> _Supplied passage_
*****

But I think you'll find that every secondary home market is soft whether it's in Lake Tahoe, Park City, Colorado or Florida. That's because if someone buys a home in a secondary home market, they're often subject to the alternative minimum tax. And that has really taken a toll.

Dreman:

Whether we are in a recession or depression all depends upon terminology and the terminology has changed. They used to call similar economic conditions a depression. But that's a d-word and we don't use the d-word now.

If we are comparing what happened in previous depressions, like the ones in the 1870s, or in 1907 or the Great Depression, yes, we were in a depression. But, we're working our way out of it now. The progress however, is very, very slow.

The Federal Reserve is projecting that we're not going to get back to 5 percent unemployment for another five years. So we're going to have a major unemployment problem for years to come. The recovery is probably going to be one of the slowest recoveries in modern history.

*****

> _Recorded information_
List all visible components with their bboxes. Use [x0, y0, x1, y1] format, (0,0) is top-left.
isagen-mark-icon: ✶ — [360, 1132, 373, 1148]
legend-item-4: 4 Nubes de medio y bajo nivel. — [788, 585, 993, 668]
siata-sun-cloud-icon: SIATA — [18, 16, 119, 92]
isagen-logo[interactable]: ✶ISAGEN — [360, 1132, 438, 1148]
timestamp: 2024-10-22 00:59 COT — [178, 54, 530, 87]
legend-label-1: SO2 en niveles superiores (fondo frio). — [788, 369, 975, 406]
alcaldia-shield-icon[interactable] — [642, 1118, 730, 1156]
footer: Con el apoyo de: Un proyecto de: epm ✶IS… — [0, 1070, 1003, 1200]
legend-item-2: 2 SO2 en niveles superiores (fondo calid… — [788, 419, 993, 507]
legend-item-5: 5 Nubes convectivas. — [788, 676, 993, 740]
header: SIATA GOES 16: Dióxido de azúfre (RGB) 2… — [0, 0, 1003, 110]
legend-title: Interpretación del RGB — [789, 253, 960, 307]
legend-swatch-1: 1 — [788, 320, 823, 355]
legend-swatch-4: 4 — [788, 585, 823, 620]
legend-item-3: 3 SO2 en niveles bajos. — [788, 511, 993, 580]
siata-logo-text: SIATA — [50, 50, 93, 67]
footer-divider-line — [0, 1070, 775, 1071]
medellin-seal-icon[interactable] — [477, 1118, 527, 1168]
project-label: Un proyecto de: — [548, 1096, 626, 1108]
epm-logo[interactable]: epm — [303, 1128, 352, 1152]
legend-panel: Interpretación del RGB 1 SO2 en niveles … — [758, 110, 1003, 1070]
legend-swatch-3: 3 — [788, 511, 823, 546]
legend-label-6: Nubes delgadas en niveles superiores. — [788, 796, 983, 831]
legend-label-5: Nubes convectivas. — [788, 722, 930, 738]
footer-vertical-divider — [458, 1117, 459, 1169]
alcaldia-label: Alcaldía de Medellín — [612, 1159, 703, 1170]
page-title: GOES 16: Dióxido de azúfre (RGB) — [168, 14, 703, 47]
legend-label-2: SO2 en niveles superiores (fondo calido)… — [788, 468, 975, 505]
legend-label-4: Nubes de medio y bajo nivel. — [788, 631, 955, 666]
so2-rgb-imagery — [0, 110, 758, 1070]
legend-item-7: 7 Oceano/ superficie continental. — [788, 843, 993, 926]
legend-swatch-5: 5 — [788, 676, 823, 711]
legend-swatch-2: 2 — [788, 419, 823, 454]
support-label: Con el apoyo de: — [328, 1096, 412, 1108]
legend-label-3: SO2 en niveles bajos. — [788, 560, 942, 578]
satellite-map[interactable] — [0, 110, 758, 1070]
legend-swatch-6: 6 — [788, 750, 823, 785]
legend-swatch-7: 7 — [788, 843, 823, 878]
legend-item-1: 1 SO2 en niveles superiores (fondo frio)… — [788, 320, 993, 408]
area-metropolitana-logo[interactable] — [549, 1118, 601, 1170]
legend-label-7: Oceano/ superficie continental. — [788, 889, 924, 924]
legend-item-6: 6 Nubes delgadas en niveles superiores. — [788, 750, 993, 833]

*****

> _Work required_
Pick up the interview passage on the recession and slow recovery from its final sentence and carry it forward. The rows have nothing to do with what is asked here.

> _Answer_
Investing concerns

Siebert:

Investors need to look at the products a company makes before they invest in a company. Does it have working capital? Money to expand? Do they make a product that's going to continue to sell? These are all questions they need to get answers to.

And we need more transparency. The public needs to know what has traded during the day because there is too much that is not being seen that the public is entitled to see it.

Navellier:

The frustration of low interest rates will eventually cause more people to go into the stock market.

Regarding bonds, there is a duration risk out there that can occur when investors sell their bonds before they mature. But that, too, just naturally gets money moving in the stock market.

There are also big fiscal concerns within the states. We do not, under any circumstances, want the federal government to bail out our states.

Only a few states don't have fiscal problems. For the rest, I just think we have to force austerity on them.

So if the stock market continues to go up, it will take some pressure off the states that have fiscal problems and our economy. The United States can grow its way out of its financial problems better than many other countries can.

Dreman:

I think inflation is going to be a real threat.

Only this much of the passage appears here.